**Directions:** Pictures do not belong in the copy, so please give every entry below again exactly.

**Data to process:**
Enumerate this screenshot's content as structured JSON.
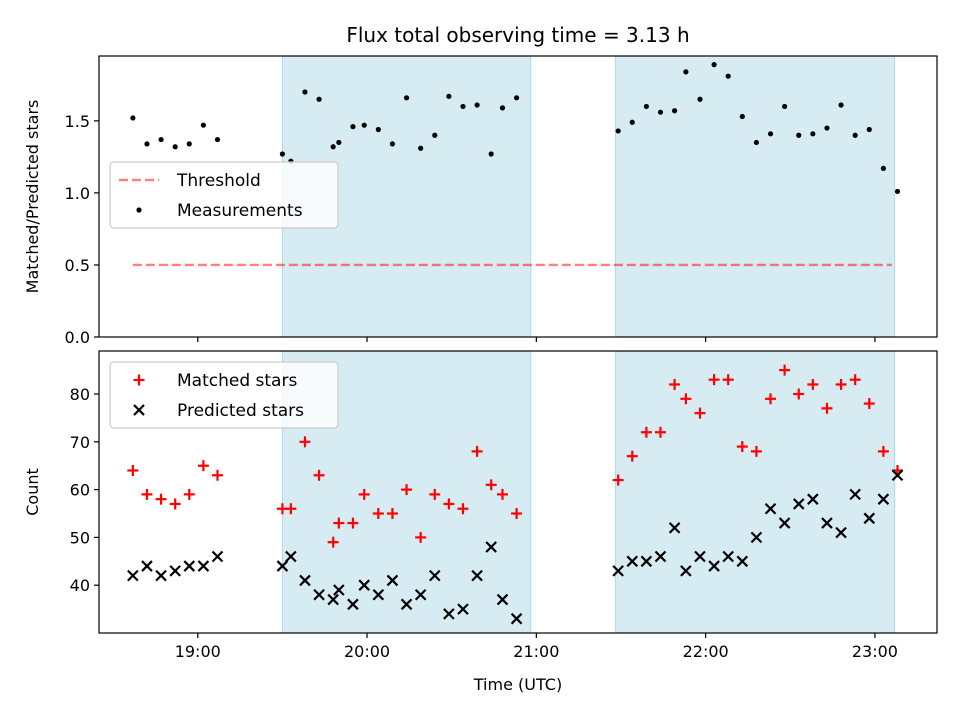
{
  "title": "Flux total observing time = 3.13 h",
  "colors": {
    "shade": "#add8e6",
    "threshold": "#ff0000",
    "measurement": "#000000",
    "matched": "#ff0000",
    "predicted": "#000000"
  },
  "chart_data": [
    {
      "type": "scatter",
      "ylabel": "Matched/Predicted stars",
      "xlim": [
        "18:25",
        "23:22"
      ],
      "ylim": [
        0,
        1.95
      ],
      "x_ticks": [
        "19:00",
        "20:00",
        "21:00",
        "22:00",
        "23:00"
      ],
      "y_ticks": [
        "0.0",
        "0.5",
        "1.0",
        "1.5"
      ],
      "shaded_intervals": [
        [
          "19:30",
          "20:58"
        ],
        [
          "21:28",
          "23:07"
        ]
      ],
      "legend_position": "center-left",
      "threshold": {
        "name": "Threshold",
        "value": 0.5,
        "x_range": [
          "18:37",
          "23:06"
        ]
      },
      "series": [
        {
          "name": "Measurements",
          "points": [
            [
              "18:37",
              1.52
            ],
            [
              "18:42",
              1.34
            ],
            [
              "18:47",
              1.37
            ],
            [
              "18:52",
              1.32
            ],
            [
              "18:57",
              1.34
            ],
            [
              "19:02",
              1.47
            ],
            [
              "19:07",
              1.37
            ],
            [
              "19:30",
              1.27
            ],
            [
              "19:33",
              1.22
            ],
            [
              "19:38",
              1.7
            ],
            [
              "19:43",
              1.65
            ],
            [
              "19:48",
              1.32
            ],
            [
              "19:50",
              1.35
            ],
            [
              "19:55",
              1.46
            ],
            [
              "19:59",
              1.47
            ],
            [
              "20:04",
              1.44
            ],
            [
              "20:09",
              1.34
            ],
            [
              "20:14",
              1.66
            ],
            [
              "20:19",
              1.31
            ],
            [
              "20:24",
              1.4
            ],
            [
              "20:29",
              1.67
            ],
            [
              "20:34",
              1.6
            ],
            [
              "20:39",
              1.61
            ],
            [
              "20:44",
              1.27
            ],
            [
              "20:48",
              1.59
            ],
            [
              "20:53",
              1.66
            ],
            [
              "21:29",
              1.43
            ],
            [
              "21:34",
              1.49
            ],
            [
              "21:39",
              1.6
            ],
            [
              "21:44",
              1.56
            ],
            [
              "21:49",
              1.57
            ],
            [
              "21:53",
              1.84
            ],
            [
              "21:58",
              1.65
            ],
            [
              "22:03",
              1.89
            ],
            [
              "22:08",
              1.81
            ],
            [
              "22:13",
              1.53
            ],
            [
              "22:18",
              1.35
            ],
            [
              "22:23",
              1.41
            ],
            [
              "22:28",
              1.6
            ],
            [
              "22:33",
              1.4
            ],
            [
              "22:38",
              1.41
            ],
            [
              "22:43",
              1.45
            ],
            [
              "22:48",
              1.61
            ],
            [
              "22:53",
              1.4
            ],
            [
              "22:58",
              1.44
            ],
            [
              "23:03",
              1.17
            ],
            [
              "23:08",
              1.01
            ]
          ]
        }
      ]
    },
    {
      "type": "scatter",
      "xlabel": "Time (UTC)",
      "ylabel": "Count",
      "xlim": [
        "18:25",
        "23:22"
      ],
      "ylim": [
        30,
        89
      ],
      "x_ticks": [
        "19:00",
        "20:00",
        "21:00",
        "22:00",
        "23:00"
      ],
      "y_ticks": [
        "40",
        "50",
        "60",
        "70",
        "80"
      ],
      "shaded_intervals": [
        [
          "19:30",
          "20:58"
        ],
        [
          "21:28",
          "23:07"
        ]
      ],
      "legend_position": "top-left",
      "series": [
        {
          "name": "Matched stars",
          "marker": "plus",
          "points": [
            [
              "18:37",
              64
            ],
            [
              "18:42",
              59
            ],
            [
              "18:47",
              58
            ],
            [
              "18:52",
              57
            ],
            [
              "18:57",
              59
            ],
            [
              "19:02",
              65
            ],
            [
              "19:07",
              63
            ],
            [
              "19:30",
              56
            ],
            [
              "19:33",
              56
            ],
            [
              "19:38",
              70
            ],
            [
              "19:43",
              63
            ],
            [
              "19:48",
              49
            ],
            [
              "19:50",
              53
            ],
            [
              "19:55",
              53
            ],
            [
              "19:59",
              59
            ],
            [
              "20:04",
              55
            ],
            [
              "20:09",
              55
            ],
            [
              "20:14",
              60
            ],
            [
              "20:19",
              50
            ],
            [
              "20:24",
              59
            ],
            [
              "20:29",
              57
            ],
            [
              "20:34",
              56
            ],
            [
              "20:39",
              68
            ],
            [
              "20:44",
              61
            ],
            [
              "20:48",
              59
            ],
            [
              "20:53",
              55
            ],
            [
              "21:29",
              62
            ],
            [
              "21:34",
              67
            ],
            [
              "21:39",
              72
            ],
            [
              "21:44",
              72
            ],
            [
              "21:49",
              82
            ],
            [
              "21:53",
              79
            ],
            [
              "21:58",
              76
            ],
            [
              "22:03",
              83
            ],
            [
              "22:08",
              83
            ],
            [
              "22:13",
              69
            ],
            [
              "22:18",
              68
            ],
            [
              "22:23",
              79
            ],
            [
              "22:28",
              85
            ],
            [
              "22:33",
              80
            ],
            [
              "22:38",
              82
            ],
            [
              "22:43",
              77
            ],
            [
              "22:48",
              82
            ],
            [
              "22:53",
              83
            ],
            [
              "22:58",
              78
            ],
            [
              "23:03",
              68
            ],
            [
              "23:08",
              64
            ]
          ]
        },
        {
          "name": "Predicted stars",
          "marker": "x",
          "points": [
            [
              "18:37",
              42
            ],
            [
              "18:42",
              44
            ],
            [
              "18:47",
              42
            ],
            [
              "18:52",
              43
            ],
            [
              "18:57",
              44
            ],
            [
              "19:02",
              44
            ],
            [
              "19:07",
              46
            ],
            [
              "19:30",
              44
            ],
            [
              "19:33",
              46
            ],
            [
              "19:38",
              41
            ],
            [
              "19:43",
              38
            ],
            [
              "19:48",
              37
            ],
            [
              "19:50",
              39
            ],
            [
              "19:55",
              36
            ],
            [
              "19:59",
              40
            ],
            [
              "20:04",
              38
            ],
            [
              "20:09",
              41
            ],
            [
              "20:14",
              36
            ],
            [
              "20:19",
              38
            ],
            [
              "20:24",
              42
            ],
            [
              "20:29",
              34
            ],
            [
              "20:34",
              35
            ],
            [
              "20:39",
              42
            ],
            [
              "20:44",
              48
            ],
            [
              "20:48",
              37
            ],
            [
              "20:53",
              33
            ],
            [
              "21:29",
              43
            ],
            [
              "21:34",
              45
            ],
            [
              "21:39",
              45
            ],
            [
              "21:44",
              46
            ],
            [
              "21:49",
              52
            ],
            [
              "21:53",
              43
            ],
            [
              "21:58",
              46
            ],
            [
              "22:03",
              44
            ],
            [
              "22:08",
              46
            ],
            [
              "22:13",
              45
            ],
            [
              "22:18",
              50
            ],
            [
              "22:23",
              56
            ],
            [
              "22:28",
              53
            ],
            [
              "22:33",
              57
            ],
            [
              "22:38",
              58
            ],
            [
              "22:43",
              53
            ],
            [
              "22:48",
              51
            ],
            [
              "22:53",
              59
            ],
            [
              "22:58",
              54
            ],
            [
              "23:03",
              58
            ],
            [
              "23:08",
              63
            ]
          ]
        }
      ]
    }
  ]
}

**Exercise result:**
Enumerate this screenshot's content as structured JSON.
{
  "title": "Flux total observing time = 3.13 h",
  "colors": {
    "shade": "#add8e6",
    "threshold": "#ff0000",
    "measurement": "#000000",
    "matched": "#ff0000",
    "predicted": "#000000"
  },
  "chart_data": [
    {
      "type": "scatter",
      "ylabel": "Matched/Predicted stars",
      "xlim": [
        "18:25",
        "23:22"
      ],
      "ylim": [
        0,
        1.95
      ],
      "x_ticks": [
        "19:00",
        "20:00",
        "21:00",
        "22:00",
        "23:00"
      ],
      "y_ticks": [
        "0.0",
        "0.5",
        "1.0",
        "1.5"
      ],
      "shaded_intervals": [
        [
          "19:30",
          "20:58"
        ],
        [
          "21:28",
          "23:07"
        ]
      ],
      "legend_position": "center-left",
      "threshold": {
        "name": "Threshold",
        "value": 0.5,
        "x_range": [
          "18:37",
          "23:06"
        ]
      },
      "series": [
        {
          "name": "Measurements",
          "points": [
            [
              "18:37",
              1.52
            ],
            [
              "18:42",
              1.34
            ],
            [
              "18:47",
              1.37
            ],
            [
              "18:52",
              1.32
            ],
            [
              "18:57",
              1.34
            ],
            [
              "19:02",
              1.47
            ],
            [
              "19:07",
              1.37
            ],
            [
              "19:30",
              1.27
            ],
            [
              "19:33",
              1.22
            ],
            [
              "19:38",
              1.7
            ],
            [
              "19:43",
              1.65
            ],
            [
              "19:48",
              1.32
            ],
            [
              "19:50",
              1.35
            ],
            [
              "19:55",
              1.46
            ],
            [
              "19:59",
              1.47
            ],
            [
              "20:04",
              1.44
            ],
            [
              "20:09",
              1.34
            ],
            [
              "20:14",
              1.66
            ],
            [
              "20:19",
              1.31
            ],
            [
              "20:24",
              1.4
            ],
            [
              "20:29",
              1.67
            ],
            [
              "20:34",
              1.6
            ],
            [
              "20:39",
              1.61
            ],
            [
              "20:44",
              1.27
            ],
            [
              "20:48",
              1.59
            ],
            [
              "20:53",
              1.66
            ],
            [
              "21:29",
              1.43
            ],
            [
              "21:34",
              1.49
            ],
            [
              "21:39",
              1.6
            ],
            [
              "21:44",
              1.56
            ],
            [
              "21:49",
              1.57
            ],
            [
              "21:53",
              1.84
            ],
            [
              "21:58",
              1.65
            ],
            [
              "22:03",
              1.89
            ],
            [
              "22:08",
              1.81
            ],
            [
              "22:13",
              1.53
            ],
            [
              "22:18",
              1.35
            ],
            [
              "22:23",
              1.41
            ],
            [
              "22:28",
              1.6
            ],
            [
              "22:33",
              1.4
            ],
            [
              "22:38",
              1.41
            ],
            [
              "22:43",
              1.45
            ],
            [
              "22:48",
              1.61
            ],
            [
              "22:53",
              1.4
            ],
            [
              "22:58",
              1.44
            ],
            [
              "23:03",
              1.17
            ],
            [
              "23:08",
              1.01
            ]
          ]
        }
      ]
    },
    {
      "type": "scatter",
      "xlabel": "Time (UTC)",
      "ylabel": "Count",
      "xlim": [
        "18:25",
        "23:22"
      ],
      "ylim": [
        30,
        89
      ],
      "x_ticks": [
        "19:00",
        "20:00",
        "21:00",
        "22:00",
        "23:00"
      ],
      "y_ticks": [
        "40",
        "50",
        "60",
        "70",
        "80"
      ],
      "shaded_intervals": [
        [
          "19:30",
          "20:58"
        ],
        [
          "21:28",
          "23:07"
        ]
      ],
      "legend_position": "top-left",
      "series": [
        {
          "name": "Matched stars",
          "marker": "plus",
          "points": [
            [
              "18:37",
              64
            ],
            [
              "18:42",
              59
            ],
            [
              "18:47",
              58
            ],
            [
              "18:52",
              57
            ],
            [
              "18:57",
              59
            ],
            [
              "19:02",
              65
            ],
            [
              "19:07",
              63
            ],
            [
              "19:30",
              56
            ],
            [
              "19:33",
              56
            ],
            [
              "19:38",
              70
            ],
            [
              "19:43",
              63
            ],
            [
              "19:48",
              49
            ],
            [
              "19:50",
              53
            ],
            [
              "19:55",
              53
            ],
            [
              "19:59",
              59
            ],
            [
              "20:04",
              55
            ],
            [
              "20:09",
              55
            ],
            [
              "20:14",
              60
            ],
            [
              "20:19",
              50
            ],
            [
              "20:24",
              59
            ],
            [
              "20:29",
              57
            ],
            [
              "20:34",
              56
            ],
            [
              "20:39",
              68
            ],
            [
              "20:44",
              61
            ],
            [
              "20:48",
              59
            ],
            [
              "20:53",
              55
            ],
            [
              "21:29",
              62
            ],
            [
              "21:34",
              67
            ],
            [
              "21:39",
              72
            ],
            [
              "21:44",
              72
            ],
            [
              "21:49",
              82
            ],
            [
              "21:53",
              79
            ],
            [
              "21:58",
              76
            ],
            [
              "22:03",
              83
            ],
            [
              "22:08",
              83
            ],
            [
              "22:13",
              69
            ],
            [
              "22:18",
              68
            ],
            [
              "22:23",
              79
            ],
            [
              "22:28",
              85
            ],
            [
              "22:33",
              80
            ],
            [
              "22:38",
              82
            ],
            [
              "22:43",
              77
            ],
            [
              "22:48",
              82
            ],
            [
              "22:53",
              83
            ],
            [
              "22:58",
              78
            ],
            [
              "23:03",
              68
            ],
            [
              "23:08",
              64
            ]
          ]
        },
        {
          "name": "Predicted stars",
          "marker": "x",
          "points": [
            [
              "18:37",
              42
            ],
            [
              "18:42",
              44
            ],
            [
              "18:47",
              42
            ],
            [
              "18:52",
              43
            ],
            [
              "18:57",
              44
            ],
            [
              "19:02",
              44
            ],
            [
              "19:07",
              46
            ],
            [
              "19:30",
              44
            ],
            [
              "19:33",
              46
            ],
            [
              "19:38",
              41
            ],
            [
              "19:43",
              38
            ],
            [
              "19:48",
              37
            ],
            [
              "19:50",
              39
            ],
            [
              "19:55",
              36
            ],
            [
              "19:59",
              40
            ],
            [
              "20:04",
              38
            ],
            [
              "20:09",
              41
            ],
            [
              "20:14",
              36
            ],
            [
              "20:19",
              38
            ],
            [
              "20:24",
              42
            ],
            [
              "20:29",
              34
            ],
            [
              "20:34",
              35
            ],
            [
              "20:39",
              42
            ],
            [
              "20:44",
              48
            ],
            [
              "20:48",
              37
            ],
            [
              "20:53",
              33
            ],
            [
              "21:29",
              43
            ],
            [
              "21:34",
              45
            ],
            [
              "21:39",
              45
            ],
            [
              "21:44",
              46
            ],
            [
              "21:49",
              52
            ],
            [
              "21:53",
              43
            ],
            [
              "21:58",
              46
            ],
            [
              "22:03",
              44
            ],
            [
              "22:08",
              46
            ],
            [
              "22:13",
              45
            ],
            [
              "22:18",
              50
            ],
            [
              "22:23",
              56
            ],
            [
              "22:28",
              53
            ],
            [
              "22:33",
              57
            ],
            [
              "22:38",
              58
            ],
            [
              "22:43",
              53
            ],
            [
              "22:48",
              51
            ],
            [
              "22:53",
              59
            ],
            [
              "22:58",
              54
            ],
            [
              "23:03",
              58
            ],
            [
              "23:08",
              63
            ]
          ]
        }
      ]
    }
  ]
}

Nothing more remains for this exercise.